Data extracted from a collection:
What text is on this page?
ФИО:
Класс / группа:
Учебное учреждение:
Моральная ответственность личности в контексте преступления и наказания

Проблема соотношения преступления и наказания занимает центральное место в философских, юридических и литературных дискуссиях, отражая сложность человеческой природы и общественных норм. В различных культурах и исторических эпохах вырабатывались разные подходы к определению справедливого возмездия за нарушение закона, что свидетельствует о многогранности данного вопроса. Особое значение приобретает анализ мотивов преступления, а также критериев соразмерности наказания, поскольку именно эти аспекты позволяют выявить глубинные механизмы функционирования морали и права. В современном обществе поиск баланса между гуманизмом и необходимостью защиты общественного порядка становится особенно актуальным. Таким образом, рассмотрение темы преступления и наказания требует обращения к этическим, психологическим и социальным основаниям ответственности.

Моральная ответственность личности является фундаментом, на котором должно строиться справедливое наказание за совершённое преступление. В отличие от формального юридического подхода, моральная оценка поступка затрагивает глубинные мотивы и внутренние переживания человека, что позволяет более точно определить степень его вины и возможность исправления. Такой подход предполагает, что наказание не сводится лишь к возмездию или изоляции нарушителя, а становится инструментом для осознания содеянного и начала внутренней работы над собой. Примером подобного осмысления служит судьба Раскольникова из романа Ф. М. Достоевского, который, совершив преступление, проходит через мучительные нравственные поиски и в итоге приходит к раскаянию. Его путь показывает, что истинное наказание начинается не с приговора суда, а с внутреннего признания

- [The task] Look through the entries above and list every line containing "ответственность".

- [Task answer]
Моральная ответственность личности в контексте преступления и наказания
Моральная ответственность личности является фундаментом, на котором должно строиться справедливое наказание за совершённое преступление. В отличие от формального юридического подхода, моральная оценка поступка затрагивает глубинные мотивы и внутренние переживания человека, что позволяет более точно определить степень его вины и возможность исправления. Такой подход предполагает, что наказание не сводится лишь к возмездию или изоляции нарушителя, а становится инструментом для осознания содеянного и начала внутренней работы над собой. Примером подобного осмысления служит судьба Раскольникова из романа Ф. М. Достоевского, который, совершив преступление, проходит через мучительные нравственные поиски и в итоге приходит к раскаянию. Его путь показывает, что истинное наказание начинается не с приговора суда, а с внутреннего признания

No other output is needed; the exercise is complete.